----- EXCERPTED RECORDS -----
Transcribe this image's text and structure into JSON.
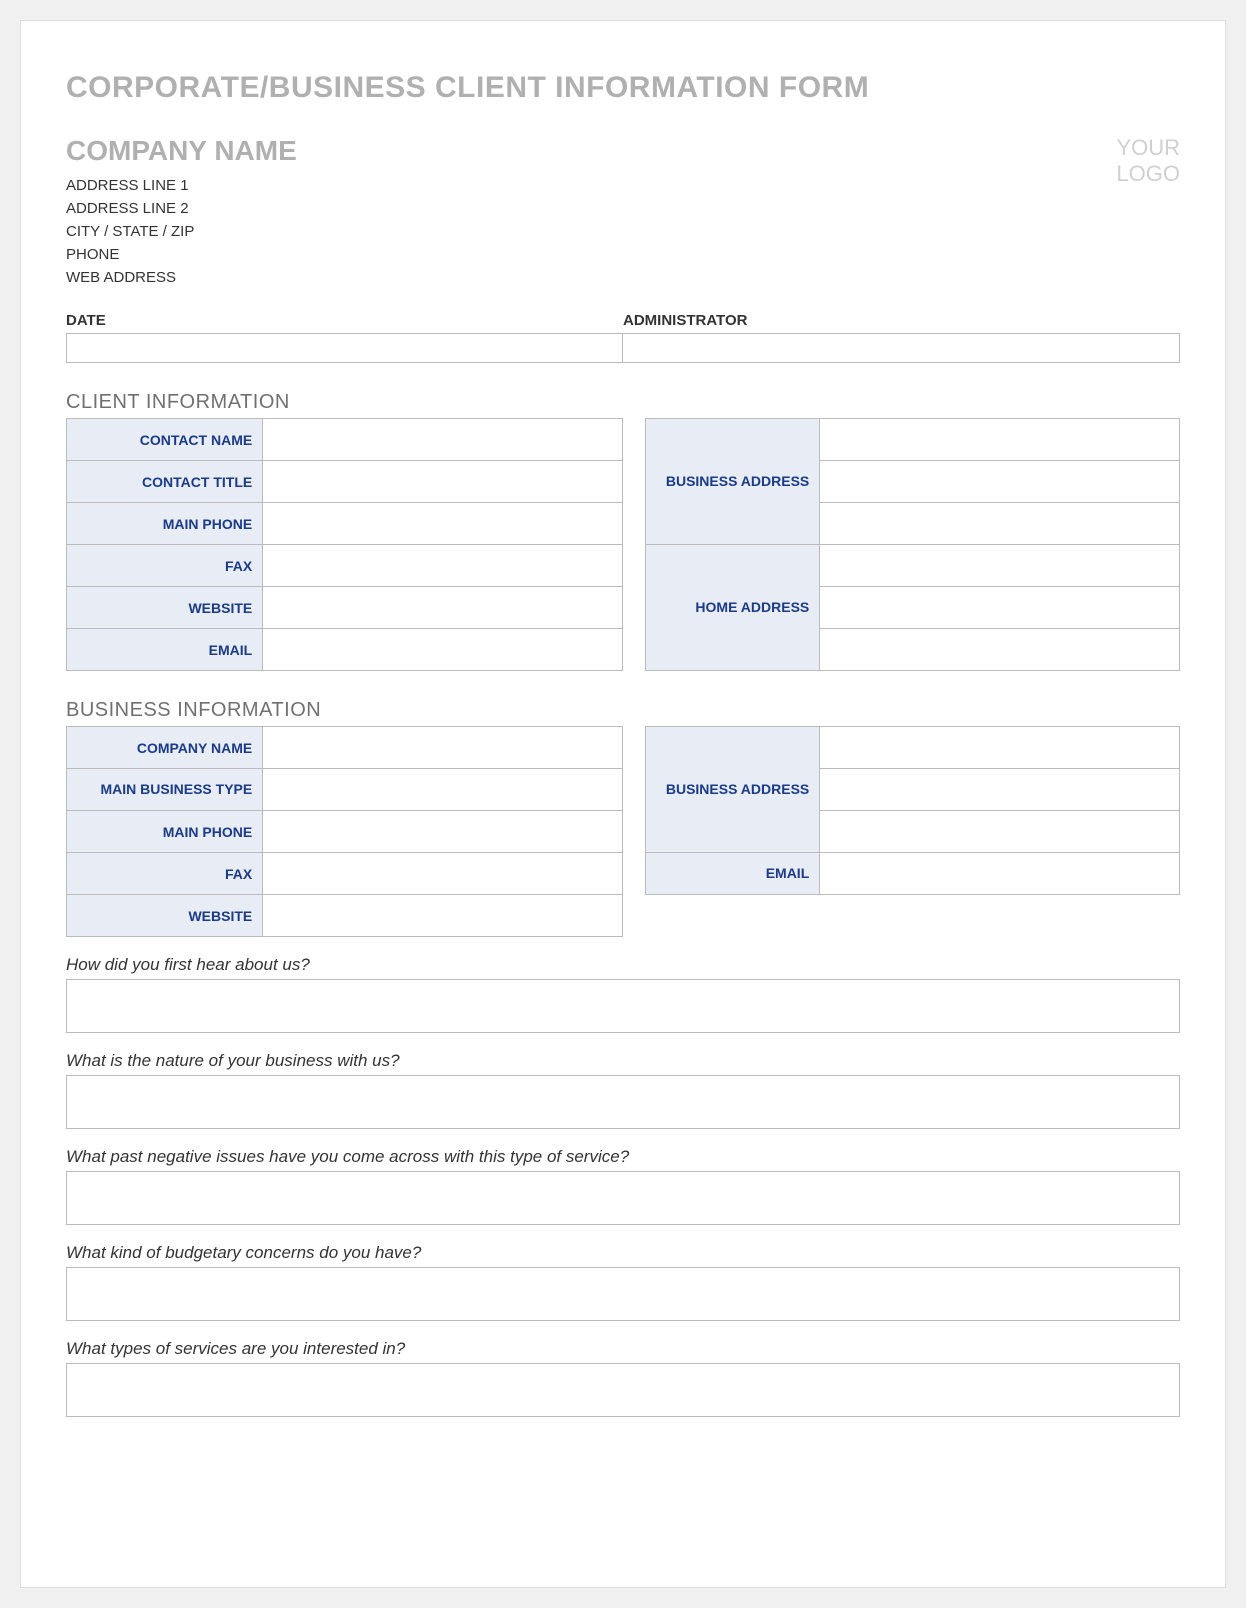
{
  "form_title": "CORPORATE/BUSINESS CLIENT INFORMATION FORM",
  "company": {
    "name": "COMPANY NAME",
    "address1": "ADDRESS LINE 1",
    "address2": "ADDRESS LINE 2",
    "city_state_zip": "CITY / STATE / ZIP",
    "phone": "PHONE",
    "web": "WEB ADDRESS"
  },
  "logo_placeholder": {
    "line1": "YOUR",
    "line2": "LOGO"
  },
  "date_admin": {
    "date_label": "DATE",
    "admin_label": "ADMINISTRATOR",
    "date_value": "",
    "admin_value": ""
  },
  "sections": {
    "client_heading": "CLIENT INFORMATION",
    "business_heading": "BUSINESS INFORMATION"
  },
  "client": {
    "contact_name_label": "CONTACT NAME",
    "contact_title_label": "CONTACT TITLE",
    "main_phone_label": "MAIN PHONE",
    "fax_label": "FAX",
    "website_label": "WEBSITE",
    "email_label": "EMAIL",
    "business_address_label": "BUSINESS ADDRESS",
    "home_address_label": "HOME ADDRESS"
  },
  "business": {
    "company_name_label": "COMPANY NAME",
    "main_business_type_label": "MAIN BUSINESS TYPE",
    "main_phone_label": "MAIN PHONE",
    "fax_label": "FAX",
    "website_label": "WEBSITE",
    "business_address_label": "BUSINESS ADDRESS",
    "email_label": "EMAIL"
  },
  "questions": {
    "q1": "How did you first hear about us?",
    "q2": "What is the nature of your business with us?",
    "q3": "What past negative issues have you come across with this type of service?",
    "q4": "What kind of budgetary concerns do you have?",
    "q5": "What types of services are you interested in?"
  }
}
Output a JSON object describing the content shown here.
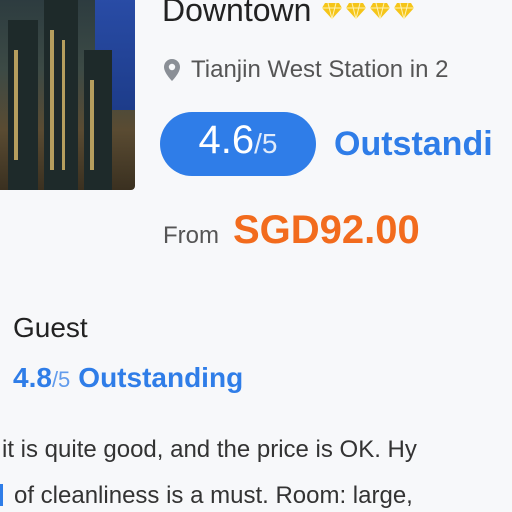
{
  "hotel": {
    "name": "Downtown",
    "diamond_icon": "diamond-icon",
    "diamond_color": "#f5c518",
    "location": "Tianjin West Station in 2",
    "location_icon": "map-pin-icon"
  },
  "rating": {
    "score": "4.6",
    "scale": "/5",
    "label": "Outstandi"
  },
  "price": {
    "from_label": "From",
    "amount": "SGD92.00"
  },
  "guest": {
    "title": "Guest",
    "score": "4.8",
    "scale": "/5",
    "label": "Outstanding",
    "review_line_1": "it is quite good, and the price is OK. Hy",
    "review_line_2": "of cleanliness is a must. Room: large,"
  },
  "colors": {
    "accent": "#2f7de8",
    "price": "#f26b1d",
    "diamond": "#f5c518"
  }
}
-----
▶ [WORK TO COMPLETE]: Look through the entries above and count each line holding "CONTACT"; report the count alone.

▶ [THE REPLY]: 2